TASK DETAILS:
Repeat all of the material below exactly as written, images excluded.

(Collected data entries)
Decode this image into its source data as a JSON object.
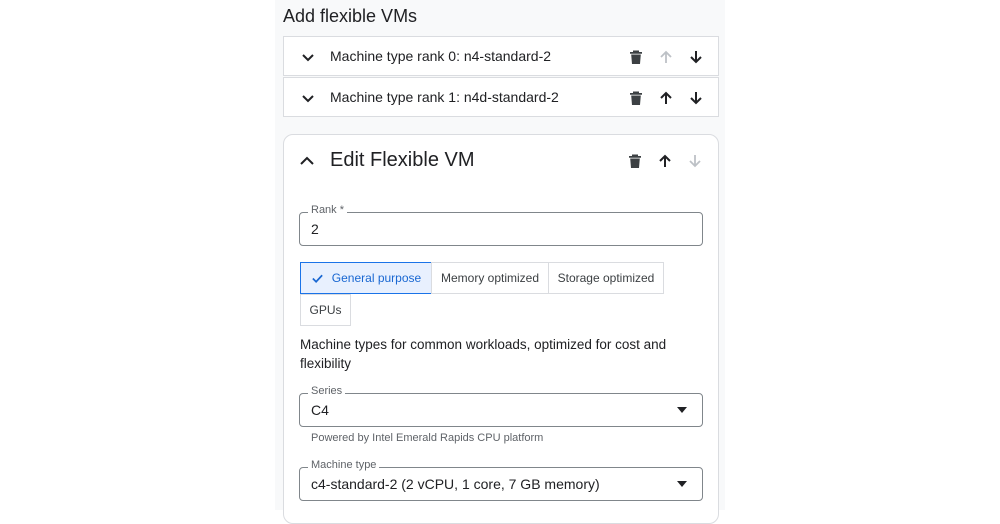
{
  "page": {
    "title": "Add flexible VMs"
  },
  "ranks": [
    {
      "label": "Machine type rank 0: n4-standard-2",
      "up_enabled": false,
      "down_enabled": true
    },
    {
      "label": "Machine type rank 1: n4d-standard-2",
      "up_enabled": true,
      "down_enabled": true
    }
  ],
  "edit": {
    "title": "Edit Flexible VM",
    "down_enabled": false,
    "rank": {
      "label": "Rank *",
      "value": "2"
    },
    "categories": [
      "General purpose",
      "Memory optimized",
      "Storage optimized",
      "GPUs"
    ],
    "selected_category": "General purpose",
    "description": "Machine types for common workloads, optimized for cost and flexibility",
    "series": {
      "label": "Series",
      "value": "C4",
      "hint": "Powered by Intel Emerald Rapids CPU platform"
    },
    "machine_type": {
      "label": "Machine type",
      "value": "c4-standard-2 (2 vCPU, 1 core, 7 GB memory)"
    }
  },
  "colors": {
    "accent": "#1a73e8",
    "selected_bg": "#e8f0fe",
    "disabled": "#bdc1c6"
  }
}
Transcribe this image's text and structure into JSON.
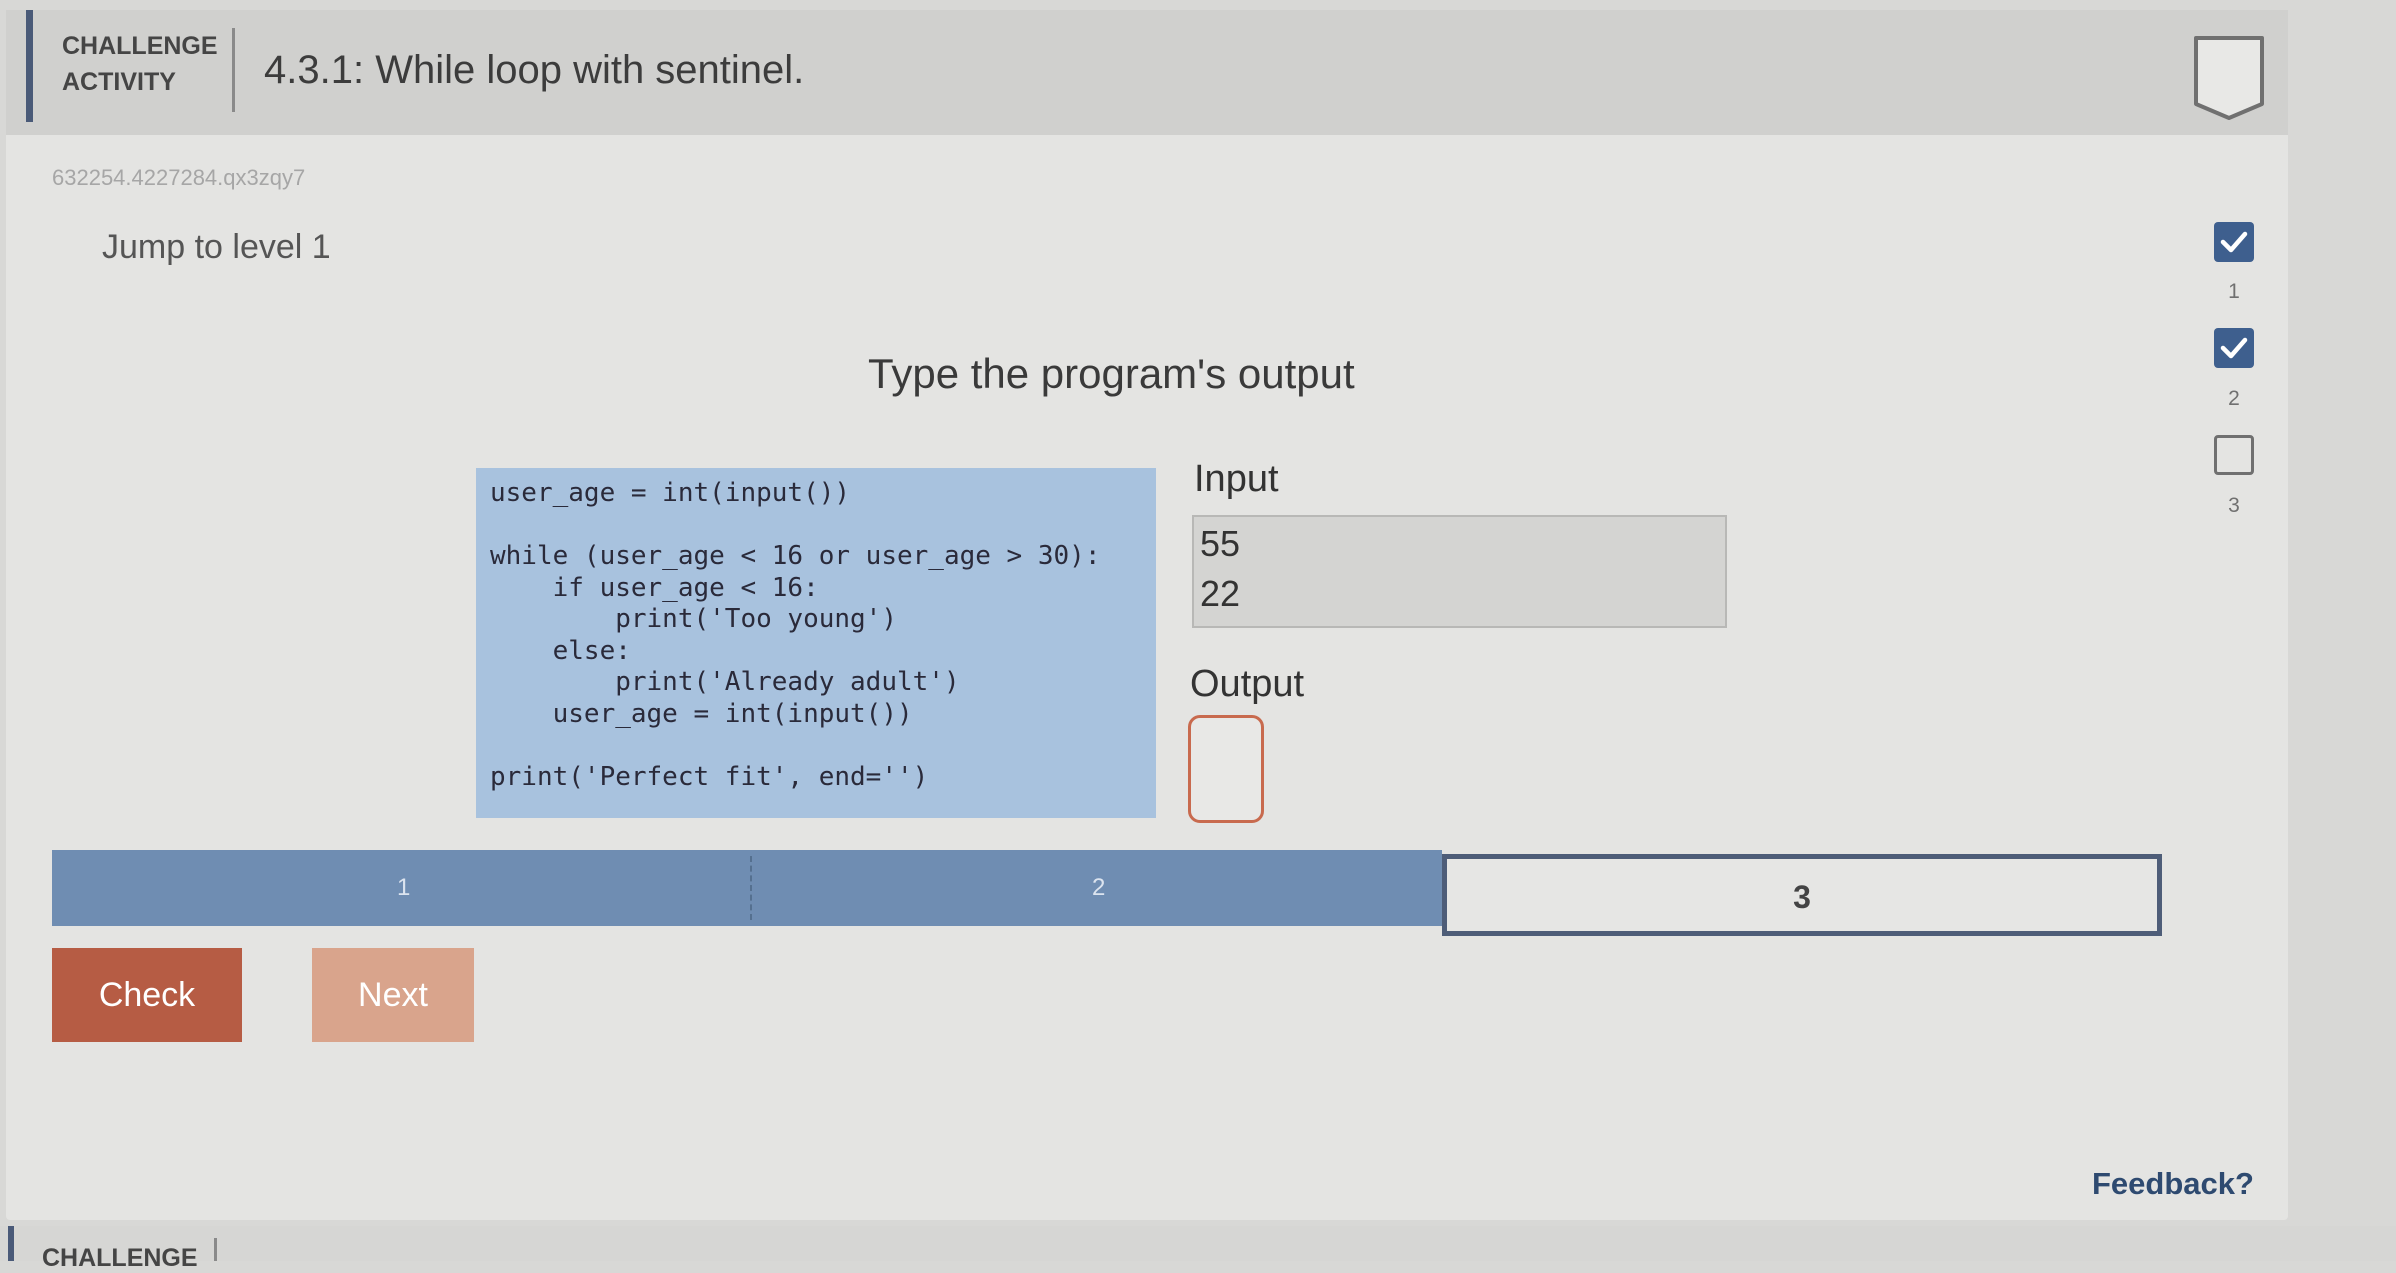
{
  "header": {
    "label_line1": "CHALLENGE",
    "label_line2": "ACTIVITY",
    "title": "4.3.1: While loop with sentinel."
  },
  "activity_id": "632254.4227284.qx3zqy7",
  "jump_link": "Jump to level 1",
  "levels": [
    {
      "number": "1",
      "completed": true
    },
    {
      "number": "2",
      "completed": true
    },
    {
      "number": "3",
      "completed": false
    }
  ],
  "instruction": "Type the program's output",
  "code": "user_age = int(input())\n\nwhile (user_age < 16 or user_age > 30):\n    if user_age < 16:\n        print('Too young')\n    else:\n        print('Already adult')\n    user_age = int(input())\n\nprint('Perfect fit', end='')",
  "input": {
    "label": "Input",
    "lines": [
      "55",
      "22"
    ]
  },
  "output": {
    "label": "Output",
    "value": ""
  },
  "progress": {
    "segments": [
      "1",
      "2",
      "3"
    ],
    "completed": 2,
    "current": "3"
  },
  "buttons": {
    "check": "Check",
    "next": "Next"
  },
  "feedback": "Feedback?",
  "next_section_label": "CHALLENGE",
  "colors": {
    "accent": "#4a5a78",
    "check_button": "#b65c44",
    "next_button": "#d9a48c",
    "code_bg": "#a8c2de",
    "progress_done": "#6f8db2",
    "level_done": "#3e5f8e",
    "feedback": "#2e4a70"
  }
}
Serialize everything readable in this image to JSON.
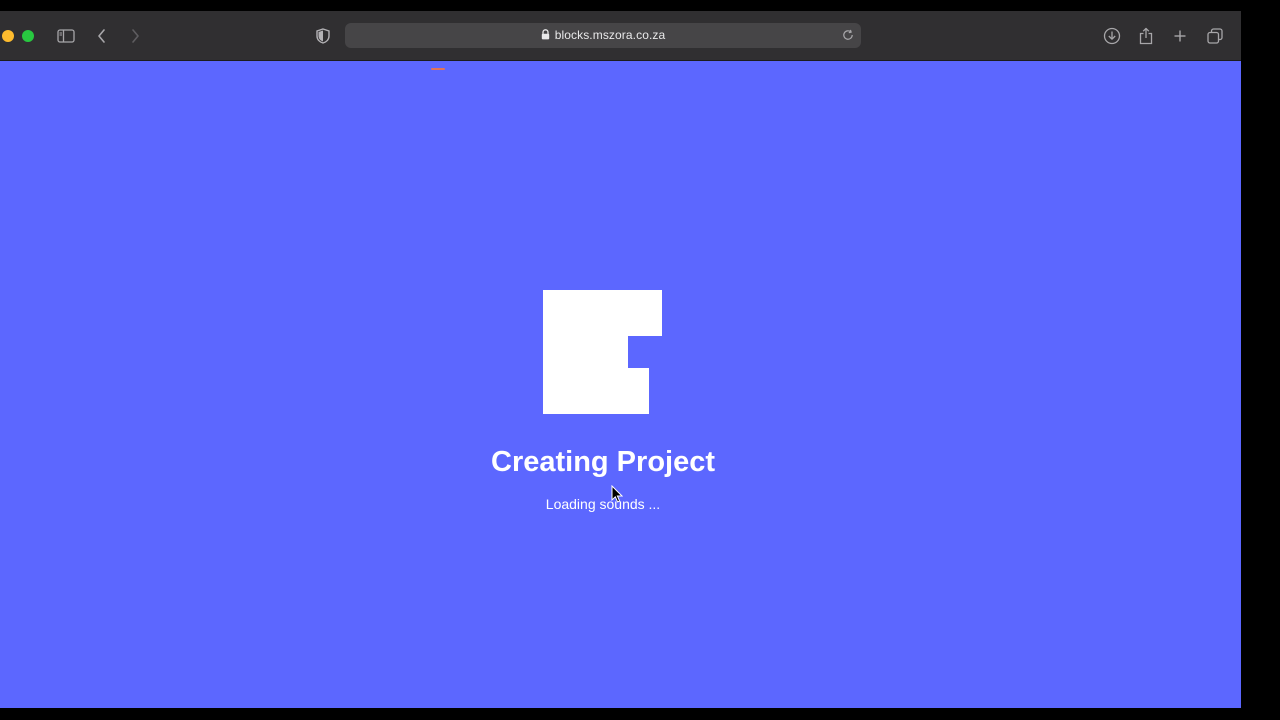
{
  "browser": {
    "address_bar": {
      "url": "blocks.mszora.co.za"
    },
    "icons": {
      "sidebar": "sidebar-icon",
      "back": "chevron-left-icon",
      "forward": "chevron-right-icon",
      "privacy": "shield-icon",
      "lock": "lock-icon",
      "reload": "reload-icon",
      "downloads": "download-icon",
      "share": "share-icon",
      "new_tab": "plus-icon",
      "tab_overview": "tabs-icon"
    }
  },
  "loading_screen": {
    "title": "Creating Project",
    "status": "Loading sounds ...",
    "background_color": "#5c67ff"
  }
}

RESPONSE:
Decode this image into its source data as a JSON object.
{
  "page": {
    "title": "Add flexible VMs"
  },
  "ranks": [
    {
      "label": "Machine type rank 0: n4-standard-2",
      "up_enabled": false,
      "down_enabled": true
    },
    {
      "label": "Machine type rank 1: n4d-standard-2",
      "up_enabled": true,
      "down_enabled": true
    }
  ],
  "edit": {
    "title": "Edit Flexible VM",
    "down_enabled": false,
    "rank": {
      "label": "Rank *",
      "value": "2"
    },
    "categories": [
      "General purpose",
      "Memory optimized",
      "Storage optimized",
      "GPUs"
    ],
    "selected_category": "General purpose",
    "description": "Machine types for common workloads, optimized for cost and flexibility",
    "series": {
      "label": "Series",
      "value": "C4",
      "hint": "Powered by Intel Emerald Rapids CPU platform"
    },
    "machine_type": {
      "label": "Machine type",
      "value": "c4-standard-2 (2 vCPU, 1 core, 7 GB memory)"
    }
  },
  "colors": {
    "accent": "#1a73e8",
    "selected_bg": "#e8f0fe",
    "disabled": "#bdc1c6"
  }
}
Transcribe this image's text and structure into JSON.
{
  "header": {
    "label_line1": "CHALLENGE",
    "label_line2": "ACTIVITY",
    "title": "4.3.1: While loop with sentinel."
  },
  "activity_id": "632254.4227284.qx3zqy7",
  "jump_link": "Jump to level 1",
  "levels": [
    {
      "number": "1",
      "completed": true
    },
    {
      "number": "2",
      "completed": true
    },
    {
      "number": "3",
      "completed": false
    }
  ],
  "instruction": "Type the program's output",
  "code": "user_age = int(input())\n\nwhile (user_age < 16 or user_age > 30):\n    if user_age < 16:\n        print('Too young')\n    else:\n        print('Already adult')\n    user_age = int(input())\n\nprint('Perfect fit', end='')",
  "input": {
    "label": "Input",
    "lines": [
      "55",
      "22"
    ]
  },
  "output": {
    "label": "Output",
    "value": ""
  },
  "progress": {
    "segments": [
      "1",
      "2",
      "3"
    ],
    "completed": 2,
    "current": "3"
  },
  "buttons": {
    "check": "Check",
    "next": "Next"
  },
  "feedback": "Feedback?",
  "next_section_label": "CHALLENGE",
  "colors": {
    "accent": "#4a5a78",
    "check_button": "#b65c44",
    "next_button": "#d9a48c",
    "code_bg": "#a8c2de",
    "progress_done": "#6f8db2",
    "level_done": "#3e5f8e",
    "feedback": "#2e4a70"
  }
}
Serialize everything readable in this image to JSON.
{
  "browser": {
    "address_bar": {
      "url": "blocks.mszora.co.za"
    },
    "icons": {
      "sidebar": "sidebar-icon",
      "back": "chevron-left-icon",
      "forward": "chevron-right-icon",
      "privacy": "shield-icon",
      "lock": "lock-icon",
      "reload": "reload-icon",
      "downloads": "download-icon",
      "share": "share-icon",
      "new_tab": "plus-icon",
      "tab_overview": "tabs-icon"
    }
  },
  "loading_screen": {
    "title": "Creating Project",
    "status": "Loading sounds ...",
    "background_color": "#5c67ff"
  }
}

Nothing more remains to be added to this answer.